** DOCUMENT SEGMENT follows **
Thanks and congratulations to the editors of Mishpacha, a popular Orthodox Jewish magazine, for marking this year of Darwin anniversaries with a frank look at Darwinism’s cultural consequences. The author is also the author of this blog. I note the event not only because I think the piece is hard-hitting and I know it’s accurate, but also because Jewish attention to this issue has been sorely lacking. Maybe Mishpacha (which means “Family”) will prove to be a trend leader.

The piece is viewable online but requires registration. I’ll reproduce the text here:

By DAVID KLINGHOFFER

Welcome to the year of Charles Darwin. In coming months, the secular world will be celebrating two anniversaries relating to the originator of evolutionary theory. February 12 marks what would have been his 200th birthday and November 24, the 150th year since the publication of his book On the Origin of Species.

The cultural and political battle over evolution in the United States will intensify. Yet I believe many Orthodox Jews feel that it somehow isn’t “our fight.” Darwin argued that a purposeless, unguided process–natural selection operating on random genetic variation–explains the whole history of life’s development. But frum Jews have no doubt that life was purposefully designed by our Creator.

Though I’m a senior fellow at the Discovery Institute, the think tank best known for advancing intelligent-design theory, I can appreciate this response. However, permit me to argue that the Darwin wars are very much our fight, as Jews, or should be.

Begin with the fact that Hitlerism was no less than an exercise in applied Darwinism. To whip up his fellow citizens in the service of a race war against the Jews, Hitler relied on the language of Darwinian biology.

In the coming year’s celebrations, you can bet that the nastier parts of Darwin’s writing will be safely ignored. As a young man, during his adventures as a naturalist aboard the Beagle exploring the coasts of South America, Darwin had his eyes opened to the good points associated, as he came to see it, with genocide. 

In 1833 he made the acquaintance of General Juan Manual de Rosas, who was busy liquidating the Indian population of southern Argentina. “This war of extermination,” Darwin wrote in a cheerful letter home, “although carried on with the most shocking barbarity, will certainly produce great benefits; it will at once throw open four or 500 miles in length of fine country for the produce of cattle.” The “extermination” (a favorite word of Darwin in his writings) of failed races, whether animal or human, is a great theme in his books and a key feature in the advance of the evolutionary process as he conceived it.
** End of DOCUMENT SEGMENT **
** PROVIDED DATA follows **
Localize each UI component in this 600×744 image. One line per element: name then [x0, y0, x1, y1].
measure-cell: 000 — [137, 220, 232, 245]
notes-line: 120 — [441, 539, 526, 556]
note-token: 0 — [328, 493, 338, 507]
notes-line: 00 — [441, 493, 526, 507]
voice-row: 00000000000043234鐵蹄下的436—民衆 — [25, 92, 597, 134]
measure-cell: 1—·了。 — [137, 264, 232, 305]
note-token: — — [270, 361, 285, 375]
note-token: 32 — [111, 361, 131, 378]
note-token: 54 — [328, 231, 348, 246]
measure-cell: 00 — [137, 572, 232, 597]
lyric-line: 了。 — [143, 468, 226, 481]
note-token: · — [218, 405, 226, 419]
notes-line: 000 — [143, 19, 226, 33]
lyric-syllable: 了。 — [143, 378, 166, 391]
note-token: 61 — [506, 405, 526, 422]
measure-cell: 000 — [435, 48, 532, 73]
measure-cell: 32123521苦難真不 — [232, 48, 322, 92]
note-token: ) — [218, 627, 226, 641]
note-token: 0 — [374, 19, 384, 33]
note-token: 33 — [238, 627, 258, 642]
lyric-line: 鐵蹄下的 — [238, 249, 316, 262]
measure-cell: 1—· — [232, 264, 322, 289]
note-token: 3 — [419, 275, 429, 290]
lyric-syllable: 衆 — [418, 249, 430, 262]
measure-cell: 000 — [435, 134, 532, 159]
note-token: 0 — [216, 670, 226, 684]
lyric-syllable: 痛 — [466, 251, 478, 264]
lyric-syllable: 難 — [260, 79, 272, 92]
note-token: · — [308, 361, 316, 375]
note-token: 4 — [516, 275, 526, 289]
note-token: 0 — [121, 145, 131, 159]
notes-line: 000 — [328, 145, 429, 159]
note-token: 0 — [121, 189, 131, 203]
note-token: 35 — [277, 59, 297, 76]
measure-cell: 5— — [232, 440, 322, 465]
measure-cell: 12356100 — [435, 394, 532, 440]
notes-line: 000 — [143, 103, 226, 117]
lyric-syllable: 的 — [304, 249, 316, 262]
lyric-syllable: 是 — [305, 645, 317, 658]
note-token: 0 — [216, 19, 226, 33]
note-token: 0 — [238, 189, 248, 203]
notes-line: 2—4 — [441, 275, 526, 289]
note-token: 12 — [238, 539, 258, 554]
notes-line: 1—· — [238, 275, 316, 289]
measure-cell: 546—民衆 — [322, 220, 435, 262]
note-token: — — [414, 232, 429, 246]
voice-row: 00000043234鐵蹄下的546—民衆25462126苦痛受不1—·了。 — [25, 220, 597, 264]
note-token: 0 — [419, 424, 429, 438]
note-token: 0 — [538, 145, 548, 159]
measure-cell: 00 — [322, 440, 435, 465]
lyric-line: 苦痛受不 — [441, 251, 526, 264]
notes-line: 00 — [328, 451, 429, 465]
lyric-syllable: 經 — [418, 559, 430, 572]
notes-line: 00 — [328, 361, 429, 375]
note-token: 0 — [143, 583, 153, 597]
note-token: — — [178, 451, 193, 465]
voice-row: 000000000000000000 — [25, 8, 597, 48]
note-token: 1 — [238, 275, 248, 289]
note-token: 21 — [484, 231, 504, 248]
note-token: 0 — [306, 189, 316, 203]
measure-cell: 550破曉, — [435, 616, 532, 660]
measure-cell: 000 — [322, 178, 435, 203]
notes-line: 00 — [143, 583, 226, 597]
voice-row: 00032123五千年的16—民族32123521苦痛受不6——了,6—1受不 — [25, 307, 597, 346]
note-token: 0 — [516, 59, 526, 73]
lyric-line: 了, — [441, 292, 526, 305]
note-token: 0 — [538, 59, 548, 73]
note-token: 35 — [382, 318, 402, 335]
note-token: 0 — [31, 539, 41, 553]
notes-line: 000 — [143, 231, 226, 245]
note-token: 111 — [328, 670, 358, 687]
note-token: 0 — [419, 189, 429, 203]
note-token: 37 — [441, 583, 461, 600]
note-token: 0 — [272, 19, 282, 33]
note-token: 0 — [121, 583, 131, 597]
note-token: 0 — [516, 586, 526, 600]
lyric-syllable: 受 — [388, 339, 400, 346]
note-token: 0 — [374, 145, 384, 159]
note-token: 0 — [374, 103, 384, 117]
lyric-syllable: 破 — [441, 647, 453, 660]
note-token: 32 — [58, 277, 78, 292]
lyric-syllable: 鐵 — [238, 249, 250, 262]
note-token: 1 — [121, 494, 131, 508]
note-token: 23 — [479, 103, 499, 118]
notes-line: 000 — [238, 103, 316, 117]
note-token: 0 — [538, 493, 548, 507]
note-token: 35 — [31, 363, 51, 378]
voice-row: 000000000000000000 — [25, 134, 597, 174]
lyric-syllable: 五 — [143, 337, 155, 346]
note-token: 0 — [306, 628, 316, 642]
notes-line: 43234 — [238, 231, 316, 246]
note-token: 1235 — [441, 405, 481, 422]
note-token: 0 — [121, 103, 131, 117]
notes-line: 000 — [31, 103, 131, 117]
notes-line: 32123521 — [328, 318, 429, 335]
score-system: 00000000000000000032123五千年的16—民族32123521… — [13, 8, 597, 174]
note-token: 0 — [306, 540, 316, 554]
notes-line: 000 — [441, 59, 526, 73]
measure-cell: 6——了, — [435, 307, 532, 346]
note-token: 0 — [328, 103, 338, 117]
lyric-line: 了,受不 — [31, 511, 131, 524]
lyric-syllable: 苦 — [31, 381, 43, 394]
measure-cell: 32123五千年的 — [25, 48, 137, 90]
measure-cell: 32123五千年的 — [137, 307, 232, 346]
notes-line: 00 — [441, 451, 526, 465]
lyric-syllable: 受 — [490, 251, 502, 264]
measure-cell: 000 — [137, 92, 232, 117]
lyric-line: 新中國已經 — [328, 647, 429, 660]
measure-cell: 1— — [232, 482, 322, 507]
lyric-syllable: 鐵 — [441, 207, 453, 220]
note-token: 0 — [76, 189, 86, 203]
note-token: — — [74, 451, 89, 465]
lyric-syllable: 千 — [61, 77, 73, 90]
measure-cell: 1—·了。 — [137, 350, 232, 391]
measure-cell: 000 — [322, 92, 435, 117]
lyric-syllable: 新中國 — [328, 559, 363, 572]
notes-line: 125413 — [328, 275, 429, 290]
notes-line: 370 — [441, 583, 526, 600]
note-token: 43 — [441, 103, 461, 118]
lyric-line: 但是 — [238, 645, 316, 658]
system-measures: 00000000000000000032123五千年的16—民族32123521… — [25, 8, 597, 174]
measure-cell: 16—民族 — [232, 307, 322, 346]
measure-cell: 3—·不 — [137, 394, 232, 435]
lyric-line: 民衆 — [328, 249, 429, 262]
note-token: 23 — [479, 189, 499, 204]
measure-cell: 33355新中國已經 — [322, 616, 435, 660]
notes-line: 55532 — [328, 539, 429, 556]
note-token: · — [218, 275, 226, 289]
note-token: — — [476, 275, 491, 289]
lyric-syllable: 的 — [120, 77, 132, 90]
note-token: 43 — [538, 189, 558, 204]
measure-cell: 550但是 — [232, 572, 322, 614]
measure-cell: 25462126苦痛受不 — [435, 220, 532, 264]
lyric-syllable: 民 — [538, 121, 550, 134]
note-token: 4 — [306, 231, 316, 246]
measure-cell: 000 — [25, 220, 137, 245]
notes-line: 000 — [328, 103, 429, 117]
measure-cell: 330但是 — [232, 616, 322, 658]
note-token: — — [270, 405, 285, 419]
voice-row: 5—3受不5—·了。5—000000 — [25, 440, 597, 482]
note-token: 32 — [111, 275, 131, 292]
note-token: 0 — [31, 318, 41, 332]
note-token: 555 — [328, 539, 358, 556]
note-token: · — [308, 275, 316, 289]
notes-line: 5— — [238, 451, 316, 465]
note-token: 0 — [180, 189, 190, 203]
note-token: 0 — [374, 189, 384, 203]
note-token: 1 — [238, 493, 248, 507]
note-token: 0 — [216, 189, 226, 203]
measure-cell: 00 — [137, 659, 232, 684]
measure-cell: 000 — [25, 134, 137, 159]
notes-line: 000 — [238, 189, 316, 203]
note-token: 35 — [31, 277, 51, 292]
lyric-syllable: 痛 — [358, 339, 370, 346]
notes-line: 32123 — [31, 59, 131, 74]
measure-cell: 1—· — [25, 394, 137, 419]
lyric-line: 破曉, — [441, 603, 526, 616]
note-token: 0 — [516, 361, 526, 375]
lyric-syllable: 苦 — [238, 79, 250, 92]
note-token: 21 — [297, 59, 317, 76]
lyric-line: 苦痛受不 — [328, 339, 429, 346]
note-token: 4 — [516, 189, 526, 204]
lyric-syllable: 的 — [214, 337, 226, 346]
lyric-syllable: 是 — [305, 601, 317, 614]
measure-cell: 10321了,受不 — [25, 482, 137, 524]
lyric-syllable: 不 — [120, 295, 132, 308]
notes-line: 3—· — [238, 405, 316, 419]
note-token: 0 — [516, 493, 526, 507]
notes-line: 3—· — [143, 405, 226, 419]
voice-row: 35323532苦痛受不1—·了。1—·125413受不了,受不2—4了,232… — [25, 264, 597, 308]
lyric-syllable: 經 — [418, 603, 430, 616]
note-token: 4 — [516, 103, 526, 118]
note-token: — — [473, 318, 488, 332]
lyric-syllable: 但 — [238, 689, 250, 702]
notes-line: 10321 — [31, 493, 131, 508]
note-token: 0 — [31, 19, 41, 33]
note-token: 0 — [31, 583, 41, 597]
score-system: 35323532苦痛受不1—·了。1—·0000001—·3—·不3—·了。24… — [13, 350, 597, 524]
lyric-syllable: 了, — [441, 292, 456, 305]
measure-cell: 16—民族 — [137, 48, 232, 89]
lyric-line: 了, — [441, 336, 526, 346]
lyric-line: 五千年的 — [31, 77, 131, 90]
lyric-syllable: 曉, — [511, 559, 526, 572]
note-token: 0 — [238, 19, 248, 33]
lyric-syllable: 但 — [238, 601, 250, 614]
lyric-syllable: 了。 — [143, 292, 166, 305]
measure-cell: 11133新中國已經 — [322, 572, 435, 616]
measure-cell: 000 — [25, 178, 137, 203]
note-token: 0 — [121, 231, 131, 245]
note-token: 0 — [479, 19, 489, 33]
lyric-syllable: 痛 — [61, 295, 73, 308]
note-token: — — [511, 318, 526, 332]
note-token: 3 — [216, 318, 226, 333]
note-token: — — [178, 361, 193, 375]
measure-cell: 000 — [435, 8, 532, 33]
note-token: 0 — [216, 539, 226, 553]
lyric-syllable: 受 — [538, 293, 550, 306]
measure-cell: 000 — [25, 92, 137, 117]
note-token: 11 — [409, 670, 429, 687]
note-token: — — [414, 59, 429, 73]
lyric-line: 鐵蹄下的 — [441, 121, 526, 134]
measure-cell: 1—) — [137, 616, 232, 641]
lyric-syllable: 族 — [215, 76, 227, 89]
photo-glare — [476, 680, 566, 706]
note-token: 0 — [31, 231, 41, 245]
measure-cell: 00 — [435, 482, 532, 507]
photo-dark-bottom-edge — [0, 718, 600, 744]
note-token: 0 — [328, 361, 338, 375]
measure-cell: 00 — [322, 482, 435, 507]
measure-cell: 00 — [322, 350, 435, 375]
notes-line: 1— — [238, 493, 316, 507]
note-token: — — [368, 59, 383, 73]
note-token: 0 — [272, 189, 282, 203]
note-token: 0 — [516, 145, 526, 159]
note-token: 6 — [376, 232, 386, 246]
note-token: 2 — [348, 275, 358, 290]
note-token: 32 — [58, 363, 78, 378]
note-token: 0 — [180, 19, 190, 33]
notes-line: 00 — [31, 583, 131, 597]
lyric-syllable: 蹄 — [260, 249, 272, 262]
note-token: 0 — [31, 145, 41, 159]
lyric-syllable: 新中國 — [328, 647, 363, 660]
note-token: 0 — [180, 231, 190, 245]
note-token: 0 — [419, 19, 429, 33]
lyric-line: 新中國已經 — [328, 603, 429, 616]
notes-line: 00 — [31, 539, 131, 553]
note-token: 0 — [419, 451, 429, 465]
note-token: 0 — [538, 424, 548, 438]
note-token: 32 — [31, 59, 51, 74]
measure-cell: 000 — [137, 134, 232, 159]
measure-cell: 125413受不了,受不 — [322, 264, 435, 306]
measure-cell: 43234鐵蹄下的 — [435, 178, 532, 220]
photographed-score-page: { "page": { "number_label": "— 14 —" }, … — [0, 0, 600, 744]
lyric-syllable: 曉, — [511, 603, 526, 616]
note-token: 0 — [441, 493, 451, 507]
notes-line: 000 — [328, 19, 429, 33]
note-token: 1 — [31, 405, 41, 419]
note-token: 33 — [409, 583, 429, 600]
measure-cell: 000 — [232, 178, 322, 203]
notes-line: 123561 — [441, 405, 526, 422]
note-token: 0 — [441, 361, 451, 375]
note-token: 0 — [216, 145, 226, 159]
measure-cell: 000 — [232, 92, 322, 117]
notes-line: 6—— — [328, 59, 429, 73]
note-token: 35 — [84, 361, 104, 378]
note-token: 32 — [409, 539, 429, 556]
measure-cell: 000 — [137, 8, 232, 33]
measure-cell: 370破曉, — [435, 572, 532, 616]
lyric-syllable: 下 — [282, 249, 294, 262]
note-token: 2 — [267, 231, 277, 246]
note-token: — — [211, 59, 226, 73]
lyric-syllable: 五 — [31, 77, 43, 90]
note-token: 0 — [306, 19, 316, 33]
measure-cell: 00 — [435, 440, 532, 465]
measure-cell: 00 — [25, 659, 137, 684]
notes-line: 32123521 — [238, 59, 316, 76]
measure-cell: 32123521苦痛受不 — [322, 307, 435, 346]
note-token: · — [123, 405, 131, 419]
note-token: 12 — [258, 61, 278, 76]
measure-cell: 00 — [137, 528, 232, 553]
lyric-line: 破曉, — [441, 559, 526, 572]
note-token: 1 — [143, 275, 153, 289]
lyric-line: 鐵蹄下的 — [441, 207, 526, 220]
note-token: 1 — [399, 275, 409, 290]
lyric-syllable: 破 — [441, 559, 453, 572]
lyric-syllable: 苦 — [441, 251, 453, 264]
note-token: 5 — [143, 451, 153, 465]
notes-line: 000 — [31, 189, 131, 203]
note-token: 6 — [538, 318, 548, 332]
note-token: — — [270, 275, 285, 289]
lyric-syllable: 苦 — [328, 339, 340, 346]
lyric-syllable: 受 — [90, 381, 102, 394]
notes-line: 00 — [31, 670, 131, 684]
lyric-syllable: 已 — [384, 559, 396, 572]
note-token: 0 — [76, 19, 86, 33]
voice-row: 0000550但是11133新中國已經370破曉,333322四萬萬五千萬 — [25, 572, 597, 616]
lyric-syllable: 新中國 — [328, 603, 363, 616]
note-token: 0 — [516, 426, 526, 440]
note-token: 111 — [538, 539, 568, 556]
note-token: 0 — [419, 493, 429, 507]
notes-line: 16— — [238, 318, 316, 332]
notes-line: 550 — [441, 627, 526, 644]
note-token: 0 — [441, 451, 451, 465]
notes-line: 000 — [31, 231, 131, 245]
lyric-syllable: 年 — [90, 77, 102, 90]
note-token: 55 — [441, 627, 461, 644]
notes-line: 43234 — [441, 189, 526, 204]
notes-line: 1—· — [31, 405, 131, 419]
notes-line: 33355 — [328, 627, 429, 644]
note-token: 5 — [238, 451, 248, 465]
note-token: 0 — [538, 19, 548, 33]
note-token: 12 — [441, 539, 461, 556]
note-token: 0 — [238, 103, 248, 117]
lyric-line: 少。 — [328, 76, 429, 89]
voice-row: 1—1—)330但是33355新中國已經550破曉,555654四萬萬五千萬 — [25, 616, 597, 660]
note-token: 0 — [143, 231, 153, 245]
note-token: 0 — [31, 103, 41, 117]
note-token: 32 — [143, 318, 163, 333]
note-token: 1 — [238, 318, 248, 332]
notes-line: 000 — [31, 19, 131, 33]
** End of PROVIDED DATA **
— WORK INSTRUCTION 1 —
In the Darwin essay, what does the name of the magazine Mishpacha mean?
— WORK INSTRUCTION 2 —
Continue the Darwin essay from the point where it stops.

— RESPONSE AREA 1 —
"Family."

— RESPONSE AREA 2 —
In The Descent of Man (1871), Darwin prophesied: “At some future period, not very distant as measured by centuries, the civilized races of man will almost certainly exterminate and replace throughout the world the savage races.”

Evolutionary theory was embraced and championed in Germany faster even than in England, Darwin’s native country. Hitler felt its influence, as the important biographers of him agree. In Hitler: A Study in Tyranny, Alan Bullock writes: “The basis of Hitler’s political beliefs was a crude Darwinism.” Joachim C. Fest, in Hitler, describes how the Nazi tyrant “extract[ed] the elements of his world view” from various influences including “popular treatments of Darwinism.”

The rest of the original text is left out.